In all of the data below, change every "move-number-label" to "move-index-label" and reproduce the rest unchanged. Leave the pictures out of your answer.

-- DATASET CONTENT --
++++++++
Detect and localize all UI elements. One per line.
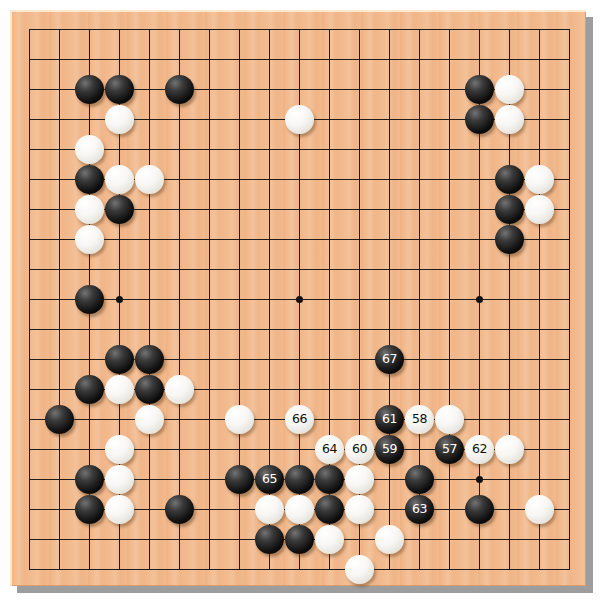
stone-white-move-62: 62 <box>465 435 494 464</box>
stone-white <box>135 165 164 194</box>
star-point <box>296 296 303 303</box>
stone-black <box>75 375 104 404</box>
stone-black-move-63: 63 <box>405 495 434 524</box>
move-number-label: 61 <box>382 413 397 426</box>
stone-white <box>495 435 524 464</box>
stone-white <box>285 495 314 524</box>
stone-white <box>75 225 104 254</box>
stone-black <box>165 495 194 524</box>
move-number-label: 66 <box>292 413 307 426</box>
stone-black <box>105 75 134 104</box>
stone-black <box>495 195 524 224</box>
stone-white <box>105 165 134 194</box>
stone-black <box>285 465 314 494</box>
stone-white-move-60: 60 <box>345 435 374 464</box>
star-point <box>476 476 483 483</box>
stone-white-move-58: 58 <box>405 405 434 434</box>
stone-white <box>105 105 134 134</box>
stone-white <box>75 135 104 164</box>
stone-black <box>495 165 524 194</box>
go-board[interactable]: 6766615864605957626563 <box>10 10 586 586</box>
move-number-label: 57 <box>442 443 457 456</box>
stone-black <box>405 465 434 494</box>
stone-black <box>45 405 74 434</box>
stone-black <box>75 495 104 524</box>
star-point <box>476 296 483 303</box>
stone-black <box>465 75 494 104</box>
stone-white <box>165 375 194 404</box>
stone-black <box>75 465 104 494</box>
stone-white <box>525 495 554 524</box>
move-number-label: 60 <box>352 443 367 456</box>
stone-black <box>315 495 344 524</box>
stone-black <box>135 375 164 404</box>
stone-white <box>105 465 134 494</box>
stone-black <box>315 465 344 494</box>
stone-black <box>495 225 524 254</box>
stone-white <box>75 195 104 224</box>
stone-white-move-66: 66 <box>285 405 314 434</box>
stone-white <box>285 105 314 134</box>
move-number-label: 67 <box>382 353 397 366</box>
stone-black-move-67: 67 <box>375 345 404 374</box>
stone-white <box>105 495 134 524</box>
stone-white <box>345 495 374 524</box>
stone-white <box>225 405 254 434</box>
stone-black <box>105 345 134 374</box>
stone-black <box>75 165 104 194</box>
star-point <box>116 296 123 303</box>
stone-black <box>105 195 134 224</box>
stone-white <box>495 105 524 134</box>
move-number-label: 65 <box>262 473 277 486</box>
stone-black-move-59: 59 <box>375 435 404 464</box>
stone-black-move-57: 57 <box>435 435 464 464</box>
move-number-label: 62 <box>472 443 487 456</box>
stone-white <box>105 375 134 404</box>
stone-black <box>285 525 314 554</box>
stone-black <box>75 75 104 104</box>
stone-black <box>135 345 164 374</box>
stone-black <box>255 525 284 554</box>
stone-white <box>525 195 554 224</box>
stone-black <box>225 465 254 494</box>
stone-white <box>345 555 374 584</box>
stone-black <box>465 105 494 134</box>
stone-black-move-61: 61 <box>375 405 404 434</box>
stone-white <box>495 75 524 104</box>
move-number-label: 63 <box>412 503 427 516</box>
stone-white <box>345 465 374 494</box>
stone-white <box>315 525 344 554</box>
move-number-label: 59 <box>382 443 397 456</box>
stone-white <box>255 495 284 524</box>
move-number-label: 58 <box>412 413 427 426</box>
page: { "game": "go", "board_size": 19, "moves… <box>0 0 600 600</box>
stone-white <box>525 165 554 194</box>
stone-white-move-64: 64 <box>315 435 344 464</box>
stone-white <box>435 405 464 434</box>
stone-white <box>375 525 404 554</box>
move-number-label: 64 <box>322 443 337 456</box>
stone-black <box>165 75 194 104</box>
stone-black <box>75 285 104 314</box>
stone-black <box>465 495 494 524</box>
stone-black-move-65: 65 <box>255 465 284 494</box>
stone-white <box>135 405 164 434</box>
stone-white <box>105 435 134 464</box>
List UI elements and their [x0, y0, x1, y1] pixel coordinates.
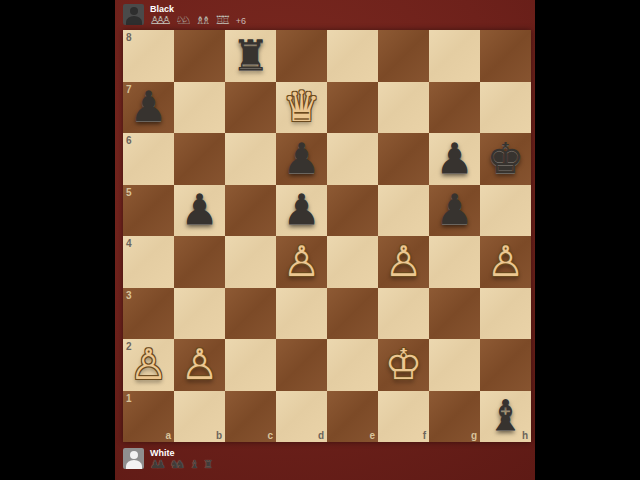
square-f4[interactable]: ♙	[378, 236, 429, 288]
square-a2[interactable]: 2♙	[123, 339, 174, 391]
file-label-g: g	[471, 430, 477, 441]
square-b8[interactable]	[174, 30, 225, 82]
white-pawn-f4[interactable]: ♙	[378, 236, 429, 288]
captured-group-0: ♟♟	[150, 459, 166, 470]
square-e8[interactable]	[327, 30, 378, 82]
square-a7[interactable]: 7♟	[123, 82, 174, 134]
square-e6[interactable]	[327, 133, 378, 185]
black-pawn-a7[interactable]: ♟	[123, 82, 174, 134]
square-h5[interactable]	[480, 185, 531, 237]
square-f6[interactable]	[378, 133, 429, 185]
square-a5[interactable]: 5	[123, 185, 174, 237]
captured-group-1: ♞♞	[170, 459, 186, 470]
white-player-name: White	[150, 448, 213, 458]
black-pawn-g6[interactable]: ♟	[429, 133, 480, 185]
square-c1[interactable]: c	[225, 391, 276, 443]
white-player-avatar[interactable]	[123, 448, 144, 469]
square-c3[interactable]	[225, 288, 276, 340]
++++++++
-- OUTPUT FOR THIS EXERCISE --
Detect and localize all UI elements. One per line.
stone-white-move-62: 62 <box>465 435 494 464</box>
stone-white <box>135 165 164 194</box>
star-point <box>296 296 303 303</box>
stone-black <box>75 375 104 404</box>
stone-black-move-63: 63 <box>405 495 434 524</box>
move-index-label: 61 <box>382 413 397 426</box>
stone-white <box>495 435 524 464</box>
stone-white <box>285 495 314 524</box>
stone-white <box>75 225 104 254</box>
stone-black <box>165 495 194 524</box>
move-index-label: 66 <box>292 413 307 426</box>
stone-black <box>105 75 134 104</box>
stone-black <box>495 195 524 224</box>
stone-white <box>105 165 134 194</box>
stone-black <box>285 465 314 494</box>
stone-white-move-60: 60 <box>345 435 374 464</box>
star-point <box>476 476 483 483</box>
stone-white-move-58: 58 <box>405 405 434 434</box>
stone-white <box>105 105 134 134</box>
stone-white <box>75 135 104 164</box>
stone-black <box>495 165 524 194</box>
go-board[interactable]: 6766615864605957626563 <box>10 10 586 586</box>
move-index-label: 57 <box>442 443 457 456</box>
stone-black <box>405 465 434 494</box>
stone-black <box>45 405 74 434</box>
stone-black <box>75 495 104 524</box>
star-point <box>476 296 483 303</box>
stone-black <box>465 75 494 104</box>
stone-white <box>165 375 194 404</box>
stone-black <box>75 465 104 494</box>
stone-white <box>525 495 554 524</box>
move-index-label: 60 <box>352 443 367 456</box>
stone-black <box>315 495 344 524</box>
stone-black <box>135 375 164 404</box>
stone-white <box>105 465 134 494</box>
stone-black <box>315 465 344 494</box>
stone-black <box>495 225 524 254</box>
stone-white <box>75 195 104 224</box>
stone-white-move-66: 66 <box>285 405 314 434</box>
stone-white <box>285 105 314 134</box>
move-index-label: 67 <box>382 353 397 366</box>
stone-black-move-67: 67 <box>375 345 404 374</box>
stone-white <box>105 495 134 524</box>
stone-white <box>345 495 374 524</box>
stone-white <box>225 405 254 434</box>
stone-black <box>105 345 134 374</box>
stone-black <box>75 165 104 194</box>
star-point <box>116 296 123 303</box>
stone-black <box>105 195 134 224</box>
stone-white <box>495 105 524 134</box>
move-index-label: 65 <box>262 473 277 486</box>
stone-black-move-59: 59 <box>375 435 404 464</box>
stone-black-move-57: 57 <box>435 435 464 464</box>
move-index-label: 62 <box>472 443 487 456</box>
stone-white <box>105 375 134 404</box>
stone-black <box>285 525 314 554</box>
stone-black <box>75 75 104 104</box>
stone-black <box>135 345 164 374</box>
stone-black <box>255 525 284 554</box>
stone-white <box>525 195 554 224</box>
stone-black <box>225 465 254 494</box>
stone-white <box>345 555 374 584</box>
stone-black <box>465 105 494 134</box>
stone-black-move-61: 61 <box>375 405 404 434</box>
stone-white <box>495 75 524 104</box>
move-index-label: 63 <box>412 503 427 516</box>
stone-white <box>345 465 374 494</box>
stone-white <box>315 525 344 554</box>
move-index-label: 59 <box>382 443 397 456</box>
stone-white <box>255 495 284 524</box>
move-index-label: 58 <box>412 413 427 426</box>
page: { "game": "go", "board_size": 19, "moves… <box>0 0 600 600</box>
stone-white <box>525 165 554 194</box>
stone-white-move-64: 64 <box>315 435 344 464</box>
stone-white <box>435 405 464 434</box>
stone-white <box>375 525 404 554</box>
move-index-label: 64 <box>322 443 337 456</box>
stone-black <box>165 75 194 104</box>
stone-black <box>75 285 104 314</box>
stone-black <box>465 495 494 524</box>
stone-black-move-65: 65 <box>255 465 284 494</box>
stone-white <box>135 405 164 434</box>
stone-white <box>105 435 134 464</box>
List UI elements and their [x0, y0, x1, y1] pixel coordinates.
square-f4[interactable]: ♙	[378, 236, 429, 288]
square-a2[interactable]: 2♙	[123, 339, 174, 391]
file-label-g: g	[471, 430, 477, 441]
square-b8[interactable]	[174, 30, 225, 82]
white-pawn-f4[interactable]: ♙	[378, 236, 429, 288]
captured-group-0: ♟♟	[150, 459, 166, 470]
square-e8[interactable]	[327, 30, 378, 82]
square-a7[interactable]: 7♟	[123, 82, 174, 134]
square-e6[interactable]	[327, 133, 378, 185]
black-pawn-a7[interactable]: ♟	[123, 82, 174, 134]
square-h5[interactable]	[480, 185, 531, 237]
square-f6[interactable]	[378, 133, 429, 185]
square-a5[interactable]: 5	[123, 185, 174, 237]
captured-group-1: ♞♞	[170, 459, 186, 470]
white-player-name: White	[150, 448, 213, 458]
black-pawn-g6[interactable]: ♟	[429, 133, 480, 185]
square-c1[interactable]: c	[225, 391, 276, 443]
white-player-avatar[interactable]	[123, 448, 144, 469]
square-c3[interactable]	[225, 288, 276, 340]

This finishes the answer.